[Dataset entries]

★ ★ ★

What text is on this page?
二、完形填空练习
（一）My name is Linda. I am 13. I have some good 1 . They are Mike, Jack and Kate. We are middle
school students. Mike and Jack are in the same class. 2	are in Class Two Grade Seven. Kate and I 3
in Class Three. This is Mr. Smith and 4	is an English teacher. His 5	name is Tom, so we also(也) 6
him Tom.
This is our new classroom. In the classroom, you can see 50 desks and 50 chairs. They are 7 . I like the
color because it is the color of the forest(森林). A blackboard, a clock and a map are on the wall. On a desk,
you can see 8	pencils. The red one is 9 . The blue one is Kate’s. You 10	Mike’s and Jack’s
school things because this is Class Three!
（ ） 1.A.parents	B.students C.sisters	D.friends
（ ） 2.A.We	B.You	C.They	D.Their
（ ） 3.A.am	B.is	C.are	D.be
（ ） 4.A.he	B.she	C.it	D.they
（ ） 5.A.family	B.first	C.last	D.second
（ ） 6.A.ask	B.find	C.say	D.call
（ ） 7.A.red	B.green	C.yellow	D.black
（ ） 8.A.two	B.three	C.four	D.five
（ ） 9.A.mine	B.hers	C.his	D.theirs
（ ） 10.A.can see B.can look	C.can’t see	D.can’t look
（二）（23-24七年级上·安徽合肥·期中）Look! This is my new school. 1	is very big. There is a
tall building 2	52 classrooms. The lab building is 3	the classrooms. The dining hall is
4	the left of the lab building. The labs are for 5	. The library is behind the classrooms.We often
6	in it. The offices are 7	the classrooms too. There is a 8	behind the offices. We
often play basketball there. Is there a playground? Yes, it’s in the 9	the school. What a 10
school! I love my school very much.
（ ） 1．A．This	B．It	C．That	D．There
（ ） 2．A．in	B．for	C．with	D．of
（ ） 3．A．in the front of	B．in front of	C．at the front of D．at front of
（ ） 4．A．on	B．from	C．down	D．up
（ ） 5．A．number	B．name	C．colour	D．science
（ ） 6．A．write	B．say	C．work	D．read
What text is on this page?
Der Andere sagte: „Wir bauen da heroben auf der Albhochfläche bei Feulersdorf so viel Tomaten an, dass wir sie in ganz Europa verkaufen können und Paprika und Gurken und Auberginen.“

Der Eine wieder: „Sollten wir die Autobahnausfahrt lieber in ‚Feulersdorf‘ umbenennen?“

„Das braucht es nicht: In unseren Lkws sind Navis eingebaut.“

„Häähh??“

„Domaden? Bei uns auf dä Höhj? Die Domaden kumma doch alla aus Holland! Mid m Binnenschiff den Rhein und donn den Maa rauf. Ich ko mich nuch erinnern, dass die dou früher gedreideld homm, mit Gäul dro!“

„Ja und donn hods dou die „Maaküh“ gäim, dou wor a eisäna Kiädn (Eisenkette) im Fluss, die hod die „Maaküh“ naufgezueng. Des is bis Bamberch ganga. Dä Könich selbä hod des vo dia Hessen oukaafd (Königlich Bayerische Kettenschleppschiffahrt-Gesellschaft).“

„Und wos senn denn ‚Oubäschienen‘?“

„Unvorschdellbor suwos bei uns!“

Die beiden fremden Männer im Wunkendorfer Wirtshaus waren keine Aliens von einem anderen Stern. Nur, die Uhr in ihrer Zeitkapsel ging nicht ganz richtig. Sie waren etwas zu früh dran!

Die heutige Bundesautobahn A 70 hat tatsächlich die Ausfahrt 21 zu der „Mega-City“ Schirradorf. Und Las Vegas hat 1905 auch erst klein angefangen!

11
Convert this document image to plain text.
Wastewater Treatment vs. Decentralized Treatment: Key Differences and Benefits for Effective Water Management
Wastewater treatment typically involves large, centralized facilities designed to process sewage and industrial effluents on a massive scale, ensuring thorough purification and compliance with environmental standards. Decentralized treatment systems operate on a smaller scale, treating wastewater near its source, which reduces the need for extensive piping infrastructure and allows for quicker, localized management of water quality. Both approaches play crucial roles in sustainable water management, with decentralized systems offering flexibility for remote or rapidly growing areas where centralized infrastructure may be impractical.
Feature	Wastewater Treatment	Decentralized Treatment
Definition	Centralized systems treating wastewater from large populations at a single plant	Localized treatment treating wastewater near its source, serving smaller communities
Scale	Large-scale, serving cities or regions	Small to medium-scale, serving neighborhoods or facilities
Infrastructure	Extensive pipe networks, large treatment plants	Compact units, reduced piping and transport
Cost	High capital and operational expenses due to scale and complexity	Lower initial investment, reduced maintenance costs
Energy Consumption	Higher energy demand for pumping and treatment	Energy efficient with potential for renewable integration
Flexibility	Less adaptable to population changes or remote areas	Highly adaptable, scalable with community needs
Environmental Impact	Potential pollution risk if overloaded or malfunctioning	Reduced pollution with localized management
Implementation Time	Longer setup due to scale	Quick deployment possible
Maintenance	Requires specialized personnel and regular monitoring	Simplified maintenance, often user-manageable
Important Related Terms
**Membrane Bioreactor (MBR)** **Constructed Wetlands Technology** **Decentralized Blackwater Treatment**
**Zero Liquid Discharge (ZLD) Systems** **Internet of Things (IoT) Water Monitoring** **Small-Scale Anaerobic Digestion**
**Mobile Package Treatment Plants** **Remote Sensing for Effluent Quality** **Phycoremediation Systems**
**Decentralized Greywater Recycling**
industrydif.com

★ ★ ★

**WRITTEN EXERCISE:** Go through the lines above. Select every one that has the string "maintenance".

**COMPLETE ANSWER:**
Cost	High capital and operational expenses due to scale and complexity	Lower initial investment, reduced maintenance costs
Maintenance	Requires specialized personnel and regular monitoring	Simplified maintenance, often user-manageable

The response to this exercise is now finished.